YOUR INSTRUCTIONS:
Write every record out again exactly as given.

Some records
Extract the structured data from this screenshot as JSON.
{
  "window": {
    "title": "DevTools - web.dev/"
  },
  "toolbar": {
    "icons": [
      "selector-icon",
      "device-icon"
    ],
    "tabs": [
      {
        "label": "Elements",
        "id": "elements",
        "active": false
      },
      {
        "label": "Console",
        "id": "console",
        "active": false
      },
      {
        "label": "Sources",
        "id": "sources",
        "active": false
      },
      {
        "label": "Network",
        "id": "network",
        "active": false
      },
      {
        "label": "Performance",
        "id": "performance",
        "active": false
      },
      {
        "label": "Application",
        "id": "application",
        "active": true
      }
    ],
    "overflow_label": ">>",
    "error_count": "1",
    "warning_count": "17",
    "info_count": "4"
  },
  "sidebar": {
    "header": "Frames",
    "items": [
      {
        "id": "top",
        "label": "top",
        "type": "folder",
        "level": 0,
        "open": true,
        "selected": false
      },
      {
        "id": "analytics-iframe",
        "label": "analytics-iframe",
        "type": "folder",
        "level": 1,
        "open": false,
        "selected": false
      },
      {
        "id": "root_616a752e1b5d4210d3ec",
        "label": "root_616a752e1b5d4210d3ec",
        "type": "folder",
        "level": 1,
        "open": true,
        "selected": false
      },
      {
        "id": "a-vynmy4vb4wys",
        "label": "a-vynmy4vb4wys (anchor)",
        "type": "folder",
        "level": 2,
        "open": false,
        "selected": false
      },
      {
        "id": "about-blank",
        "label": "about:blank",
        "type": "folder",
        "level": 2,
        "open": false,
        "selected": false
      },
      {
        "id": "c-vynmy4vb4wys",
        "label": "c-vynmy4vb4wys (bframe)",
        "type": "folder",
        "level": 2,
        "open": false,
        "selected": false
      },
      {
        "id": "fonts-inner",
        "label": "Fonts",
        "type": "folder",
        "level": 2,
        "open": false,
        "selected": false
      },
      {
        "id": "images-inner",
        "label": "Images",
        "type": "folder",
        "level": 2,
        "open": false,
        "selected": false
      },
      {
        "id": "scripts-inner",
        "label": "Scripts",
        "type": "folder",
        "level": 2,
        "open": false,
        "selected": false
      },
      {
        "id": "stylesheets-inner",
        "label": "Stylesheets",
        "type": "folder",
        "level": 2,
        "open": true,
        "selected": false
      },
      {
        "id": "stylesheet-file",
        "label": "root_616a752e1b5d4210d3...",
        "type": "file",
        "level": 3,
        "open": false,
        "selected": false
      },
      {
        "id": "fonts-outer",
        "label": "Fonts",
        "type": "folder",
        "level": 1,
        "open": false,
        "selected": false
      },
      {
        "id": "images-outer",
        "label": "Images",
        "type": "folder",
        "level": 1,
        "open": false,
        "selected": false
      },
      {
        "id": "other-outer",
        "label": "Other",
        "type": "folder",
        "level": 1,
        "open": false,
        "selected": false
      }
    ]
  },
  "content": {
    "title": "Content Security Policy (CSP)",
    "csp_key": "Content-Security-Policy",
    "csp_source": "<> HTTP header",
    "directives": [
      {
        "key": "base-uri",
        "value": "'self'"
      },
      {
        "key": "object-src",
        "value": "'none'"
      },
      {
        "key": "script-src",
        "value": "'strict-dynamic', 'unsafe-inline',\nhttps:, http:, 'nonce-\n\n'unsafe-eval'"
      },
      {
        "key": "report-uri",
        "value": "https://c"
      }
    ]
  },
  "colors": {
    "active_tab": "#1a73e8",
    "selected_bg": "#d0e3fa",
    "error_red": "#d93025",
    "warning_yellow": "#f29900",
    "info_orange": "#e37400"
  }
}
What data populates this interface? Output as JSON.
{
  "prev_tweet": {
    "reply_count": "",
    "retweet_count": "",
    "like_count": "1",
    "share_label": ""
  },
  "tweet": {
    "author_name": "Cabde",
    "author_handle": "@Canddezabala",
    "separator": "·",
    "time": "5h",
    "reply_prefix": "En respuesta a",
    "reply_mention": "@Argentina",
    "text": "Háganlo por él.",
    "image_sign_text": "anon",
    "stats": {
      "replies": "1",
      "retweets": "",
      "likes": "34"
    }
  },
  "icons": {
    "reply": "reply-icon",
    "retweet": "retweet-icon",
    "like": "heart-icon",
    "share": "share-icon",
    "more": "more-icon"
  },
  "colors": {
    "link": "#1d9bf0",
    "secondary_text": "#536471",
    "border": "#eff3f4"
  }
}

WRITTEN SOLUTION:
Extract the structured data from this screenshot as JSON.
{
  "window": {
    "title": "DevTools - web.dev/"
  },
  "toolbar": {
    "icons": [
      "selector-icon",
      "device-icon"
    ],
    "tabs": [
      {
        "label": "Elements",
        "id": "elements",
        "active": false
      },
      {
        "label": "Console",
        "id": "console",
        "active": false
      },
      {
        "label": "Sources",
        "id": "sources",
        "active": false
      },
      {
        "label": "Network",
        "id": "network",
        "active": false
      },
      {
        "label": "Performance",
        "id": "performance",
        "active": false
      },
      {
        "label": "Application",
        "id": "application",
        "active": true
      }
    ],
    "overflow_label": ">>",
    "error_count": "1",
    "warning_count": "17",
    "info_count": "4"
  },
  "sidebar": {
    "header": "Frames",
    "items": [
      {
        "id": "top",
        "label": "top",
        "type": "folder",
        "level": 0,
        "open": true,
        "selected": false
      },
      {
        "id": "analytics-iframe",
        "label": "analytics-iframe",
        "type": "folder",
        "level": 1,
        "open": false,
        "selected": false
      },
      {
        "id": "root_616a752e1b5d4210d3ec",
        "label": "root_616a752e1b5d4210d3ec",
        "type": "folder",
        "level": 1,
        "open": true,
        "selected": false
      },
      {
        "id": "a-vynmy4vb4wys",
        "label": "a-vynmy4vb4wys (anchor)",
        "type": "folder",
        "level": 2,
        "open": false,
        "selected": false
      },
      {
        "id": "about-blank",
        "label": "about:blank",
        "type": "folder",
        "level": 2,
        "open": false,
        "selected": false
      },
      {
        "id": "c-vynmy4vb4wys",
        "label": "c-vynmy4vb4wys (bframe)",
        "type": "folder",
        "level": 2,
        "open": false,
        "selected": false
      },
      {
        "id": "fonts-inner",
        "label": "Fonts",
        "type": "folder",
        "level": 2,
        "open": false,
        "selected": false
      },
      {
        "id": "images-inner",
        "label": "Images",
        "type": "folder",
        "level": 2,
        "open": false,
        "selected": false
      },
      {
        "id": "scripts-inner",
        "label": "Scripts",
        "type": "folder",
        "level": 2,
        "open": false,
        "selected": false
      },
      {
        "id": "stylesheets-inner",
        "label": "Stylesheets",
        "type": "folder",
        "level": 2,
        "open": true,
        "selected": false
      },
      {
        "id": "stylesheet-file",
        "label": "root_616a752e1b5d4210d3...",
        "type": "file",
        "level": 3,
        "open": false,
        "selected": false
      },
      {
        "id": "fonts-outer",
        "label": "Fonts",
        "type": "folder",
        "level": 1,
        "open": false,
        "selected": false
      },
      {
        "id": "images-outer",
        "label": "Images",
        "type": "folder",
        "level": 1,
        "open": false,
        "selected": false
      },
      {
        "id": "other-outer",
        "label": "Other",
        "type": "folder",
        "level": 1,
        "open": false,
        "selected": false
      }
    ]
  },
  "content": {
    "title": "Content Security Policy (CSP)",
    "csp_key": "Content-Security-Policy",
    "csp_source": "<> HTTP header",
    "directives": [
      {
        "key": "base-uri",
        "value": "'self'"
      },
      {
        "key": "object-src",
        "value": "'none'"
      },
      {
        "key": "script-src",
        "value": "'strict-dynamic', 'unsafe-inline',\nhttps:, http:, 'nonce-\n\n'unsafe-eval'"
      },
      {
        "key": "report-uri",
        "value": "https://c"
      }
    ]
  },
  "colors": {
    "active_tab": "#1a73e8",
    "selected_bg": "#d0e3fa",
    "error_red": "#d93025",
    "warning_yellow": "#f29900",
    "info_orange": "#e37400"
  }
}
What data populates this interface? Output as JSON.
{
  "prev_tweet": {
    "reply_count": "",
    "retweet_count": "",
    "like_count": "1",
    "share_label": ""
  },
  "tweet": {
    "author_name": "Cabde",
    "author_handle": "@Canddezabala",
    "separator": "·",
    "time": "5h",
    "reply_prefix": "En respuesta a",
    "reply_mention": "@Argentina",
    "text": "Háganlo por él.",
    "image_sign_text": "anon",
    "stats": {
      "replies": "1",
      "retweets": "",
      "likes": "34"
    }
  },
  "icons": {
    "reply": "reply-icon",
    "retweet": "retweet-icon",
    "like": "heart-icon",
    "share": "share-icon",
    "more": "more-icon"
  },
  "colors": {
    "link": "#1d9bf0",
    "secondary_text": "#536471",
    "border": "#eff3f4"
  }
}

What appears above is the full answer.